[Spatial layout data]
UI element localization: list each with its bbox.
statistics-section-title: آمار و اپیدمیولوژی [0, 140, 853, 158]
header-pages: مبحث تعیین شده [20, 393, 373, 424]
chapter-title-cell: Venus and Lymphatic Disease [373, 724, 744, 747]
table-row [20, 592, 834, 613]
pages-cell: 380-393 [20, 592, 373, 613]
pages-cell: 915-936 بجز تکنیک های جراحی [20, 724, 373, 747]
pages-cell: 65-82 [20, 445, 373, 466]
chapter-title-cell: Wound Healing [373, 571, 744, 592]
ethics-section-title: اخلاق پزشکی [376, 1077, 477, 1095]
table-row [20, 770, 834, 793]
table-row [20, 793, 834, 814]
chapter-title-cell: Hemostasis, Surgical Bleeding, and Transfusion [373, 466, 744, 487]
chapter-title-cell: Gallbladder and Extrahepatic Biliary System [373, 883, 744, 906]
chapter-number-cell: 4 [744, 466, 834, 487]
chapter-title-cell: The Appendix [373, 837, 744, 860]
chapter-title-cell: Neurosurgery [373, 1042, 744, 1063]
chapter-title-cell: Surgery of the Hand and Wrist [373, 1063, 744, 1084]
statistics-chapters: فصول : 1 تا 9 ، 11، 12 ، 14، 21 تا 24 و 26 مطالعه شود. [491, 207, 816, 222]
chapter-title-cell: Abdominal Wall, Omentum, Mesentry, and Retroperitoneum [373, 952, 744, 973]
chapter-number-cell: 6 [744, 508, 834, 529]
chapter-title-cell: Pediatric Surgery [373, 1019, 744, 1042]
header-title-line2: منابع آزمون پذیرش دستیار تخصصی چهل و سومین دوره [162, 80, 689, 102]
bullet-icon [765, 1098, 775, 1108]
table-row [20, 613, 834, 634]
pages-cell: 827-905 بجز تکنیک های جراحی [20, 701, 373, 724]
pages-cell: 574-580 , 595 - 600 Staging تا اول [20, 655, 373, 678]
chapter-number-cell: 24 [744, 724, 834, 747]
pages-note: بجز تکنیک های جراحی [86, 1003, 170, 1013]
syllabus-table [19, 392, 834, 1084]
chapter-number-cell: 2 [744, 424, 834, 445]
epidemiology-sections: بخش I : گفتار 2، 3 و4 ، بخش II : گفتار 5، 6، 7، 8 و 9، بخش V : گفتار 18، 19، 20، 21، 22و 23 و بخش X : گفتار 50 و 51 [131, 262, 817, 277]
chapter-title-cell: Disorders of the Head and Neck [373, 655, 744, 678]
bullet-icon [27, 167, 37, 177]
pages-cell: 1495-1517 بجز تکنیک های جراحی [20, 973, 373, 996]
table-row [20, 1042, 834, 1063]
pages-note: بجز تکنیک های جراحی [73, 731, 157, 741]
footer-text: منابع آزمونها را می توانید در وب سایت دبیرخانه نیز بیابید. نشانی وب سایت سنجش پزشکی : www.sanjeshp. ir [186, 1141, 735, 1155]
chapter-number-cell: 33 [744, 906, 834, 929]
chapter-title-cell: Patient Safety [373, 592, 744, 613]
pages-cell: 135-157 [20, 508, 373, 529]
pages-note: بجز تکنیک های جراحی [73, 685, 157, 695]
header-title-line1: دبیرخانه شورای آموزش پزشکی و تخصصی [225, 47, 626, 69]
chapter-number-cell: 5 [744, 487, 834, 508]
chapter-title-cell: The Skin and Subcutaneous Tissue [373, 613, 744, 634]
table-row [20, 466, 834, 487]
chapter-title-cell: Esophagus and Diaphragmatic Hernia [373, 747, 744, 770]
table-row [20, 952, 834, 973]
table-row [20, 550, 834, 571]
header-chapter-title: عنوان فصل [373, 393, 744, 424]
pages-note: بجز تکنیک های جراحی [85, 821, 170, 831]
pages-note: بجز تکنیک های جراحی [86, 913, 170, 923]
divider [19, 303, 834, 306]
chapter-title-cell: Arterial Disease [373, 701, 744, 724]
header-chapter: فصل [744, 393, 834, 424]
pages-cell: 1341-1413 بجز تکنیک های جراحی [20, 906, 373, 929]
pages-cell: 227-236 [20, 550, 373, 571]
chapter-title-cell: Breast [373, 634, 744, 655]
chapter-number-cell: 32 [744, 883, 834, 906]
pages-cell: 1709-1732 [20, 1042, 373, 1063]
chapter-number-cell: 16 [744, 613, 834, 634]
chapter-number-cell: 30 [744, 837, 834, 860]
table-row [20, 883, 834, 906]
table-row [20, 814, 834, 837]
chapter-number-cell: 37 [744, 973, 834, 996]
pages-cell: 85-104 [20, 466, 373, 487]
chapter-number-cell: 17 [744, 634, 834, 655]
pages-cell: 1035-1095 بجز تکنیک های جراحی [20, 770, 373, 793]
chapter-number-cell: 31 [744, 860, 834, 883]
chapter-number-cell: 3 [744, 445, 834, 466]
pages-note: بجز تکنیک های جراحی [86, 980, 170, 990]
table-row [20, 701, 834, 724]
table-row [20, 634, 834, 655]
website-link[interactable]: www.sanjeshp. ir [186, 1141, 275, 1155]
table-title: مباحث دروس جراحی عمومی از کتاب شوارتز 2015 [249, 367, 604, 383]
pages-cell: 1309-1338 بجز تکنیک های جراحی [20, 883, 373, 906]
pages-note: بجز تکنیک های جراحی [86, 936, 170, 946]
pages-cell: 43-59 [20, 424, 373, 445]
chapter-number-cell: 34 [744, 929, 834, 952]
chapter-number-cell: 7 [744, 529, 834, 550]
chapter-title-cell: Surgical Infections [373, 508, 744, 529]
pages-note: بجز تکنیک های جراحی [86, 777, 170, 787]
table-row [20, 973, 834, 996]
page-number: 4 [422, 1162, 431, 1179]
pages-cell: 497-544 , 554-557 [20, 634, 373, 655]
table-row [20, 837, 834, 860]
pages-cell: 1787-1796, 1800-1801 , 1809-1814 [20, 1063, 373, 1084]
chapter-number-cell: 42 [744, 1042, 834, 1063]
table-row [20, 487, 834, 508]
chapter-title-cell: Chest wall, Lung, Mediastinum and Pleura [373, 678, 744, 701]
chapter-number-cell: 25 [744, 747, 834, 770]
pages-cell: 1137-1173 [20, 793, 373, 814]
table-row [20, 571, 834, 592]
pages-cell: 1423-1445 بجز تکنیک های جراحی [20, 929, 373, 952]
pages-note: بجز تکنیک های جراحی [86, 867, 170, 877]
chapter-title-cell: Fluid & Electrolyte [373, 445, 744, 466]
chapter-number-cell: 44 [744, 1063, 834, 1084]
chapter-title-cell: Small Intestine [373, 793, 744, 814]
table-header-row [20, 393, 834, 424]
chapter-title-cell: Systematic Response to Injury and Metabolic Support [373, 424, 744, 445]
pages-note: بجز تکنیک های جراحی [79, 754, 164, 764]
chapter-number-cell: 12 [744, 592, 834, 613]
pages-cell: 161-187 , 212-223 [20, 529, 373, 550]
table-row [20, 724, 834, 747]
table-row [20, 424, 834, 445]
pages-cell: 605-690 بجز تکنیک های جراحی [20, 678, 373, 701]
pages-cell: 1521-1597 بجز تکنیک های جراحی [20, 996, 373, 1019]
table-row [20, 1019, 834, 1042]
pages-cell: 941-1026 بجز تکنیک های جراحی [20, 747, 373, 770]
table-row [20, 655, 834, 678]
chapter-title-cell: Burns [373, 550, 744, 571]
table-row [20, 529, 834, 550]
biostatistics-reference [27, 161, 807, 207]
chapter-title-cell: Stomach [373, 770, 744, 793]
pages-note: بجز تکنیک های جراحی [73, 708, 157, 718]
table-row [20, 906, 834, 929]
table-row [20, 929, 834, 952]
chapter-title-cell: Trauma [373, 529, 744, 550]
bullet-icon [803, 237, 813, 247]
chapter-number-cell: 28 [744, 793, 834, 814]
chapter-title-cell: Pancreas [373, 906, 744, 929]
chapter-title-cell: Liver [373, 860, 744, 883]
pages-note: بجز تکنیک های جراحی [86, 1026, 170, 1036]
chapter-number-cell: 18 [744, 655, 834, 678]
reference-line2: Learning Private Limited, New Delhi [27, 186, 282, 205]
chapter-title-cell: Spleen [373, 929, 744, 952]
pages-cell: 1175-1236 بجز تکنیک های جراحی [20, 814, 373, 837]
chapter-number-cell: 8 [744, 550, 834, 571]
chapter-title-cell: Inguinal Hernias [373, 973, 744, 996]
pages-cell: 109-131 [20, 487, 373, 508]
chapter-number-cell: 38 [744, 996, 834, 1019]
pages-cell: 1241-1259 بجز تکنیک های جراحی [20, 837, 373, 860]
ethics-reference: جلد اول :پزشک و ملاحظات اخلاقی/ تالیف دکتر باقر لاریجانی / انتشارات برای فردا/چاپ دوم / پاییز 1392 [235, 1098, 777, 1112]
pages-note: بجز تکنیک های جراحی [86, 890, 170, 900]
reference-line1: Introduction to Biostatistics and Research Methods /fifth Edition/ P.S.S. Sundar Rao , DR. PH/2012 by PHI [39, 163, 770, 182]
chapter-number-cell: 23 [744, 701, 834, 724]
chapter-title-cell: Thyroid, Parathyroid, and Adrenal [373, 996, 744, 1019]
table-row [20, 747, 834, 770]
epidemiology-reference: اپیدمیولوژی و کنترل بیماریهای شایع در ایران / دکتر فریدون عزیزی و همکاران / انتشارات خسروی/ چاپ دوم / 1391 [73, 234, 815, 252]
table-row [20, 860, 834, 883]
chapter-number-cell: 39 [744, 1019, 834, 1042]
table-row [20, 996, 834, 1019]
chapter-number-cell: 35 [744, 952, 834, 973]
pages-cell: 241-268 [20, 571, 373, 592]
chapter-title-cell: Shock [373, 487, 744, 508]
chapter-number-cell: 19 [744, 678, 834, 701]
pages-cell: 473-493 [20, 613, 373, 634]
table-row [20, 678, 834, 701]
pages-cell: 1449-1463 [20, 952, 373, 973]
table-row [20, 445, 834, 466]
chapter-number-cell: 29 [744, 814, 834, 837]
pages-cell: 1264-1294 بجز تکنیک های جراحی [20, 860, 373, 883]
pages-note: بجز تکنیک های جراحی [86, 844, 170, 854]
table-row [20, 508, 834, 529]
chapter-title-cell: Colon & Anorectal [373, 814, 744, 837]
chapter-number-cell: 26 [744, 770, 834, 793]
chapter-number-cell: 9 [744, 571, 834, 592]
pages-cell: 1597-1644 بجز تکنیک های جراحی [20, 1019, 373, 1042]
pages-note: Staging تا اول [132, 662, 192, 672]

* WHAT THE TASK REQUIRES: Rewrite the items from the first line up to and including the line with "chapter-title-cell: Surgery of", changing "pages-cell" to "page-range-cell" and leaving everything else as it is.

* RESULT FOR THIS TASK:
UI element localization: list each with its bbox.
statistics-section-title: آمار و اپیدمیولوژی [0, 140, 853, 158]
header-pages: مبحث تعیین شده [20, 393, 373, 424]
chapter-title-cell: Venus and Lymphatic Disease [373, 724, 744, 747]
table-row [20, 592, 834, 613]
page-range-cell: 380-393 [20, 592, 373, 613]
page-range-cell: 915-936 بجز تکنیک های جراحی [20, 724, 373, 747]
page-range-cell: 65-82 [20, 445, 373, 466]
chapter-title-cell: Wound Healing [373, 571, 744, 592]
ethics-section-title: اخلاق پزشکی [376, 1077, 477, 1095]
table-row [20, 770, 834, 793]
table-row [20, 793, 834, 814]
chapter-title-cell: Hemostasis, Surgical Bleeding, and Transfusion [373, 466, 744, 487]
chapter-title-cell: Gallbladder and Extrahepatic Biliary System [373, 883, 744, 906]
chapter-number-cell: 4 [744, 466, 834, 487]
chapter-title-cell: The Appendix [373, 837, 744, 860]
chapter-title-cell: Neurosurgery [373, 1042, 744, 1063]
chapter-title-cell: Surgery of the Hand and Wrist [373, 1063, 744, 1084]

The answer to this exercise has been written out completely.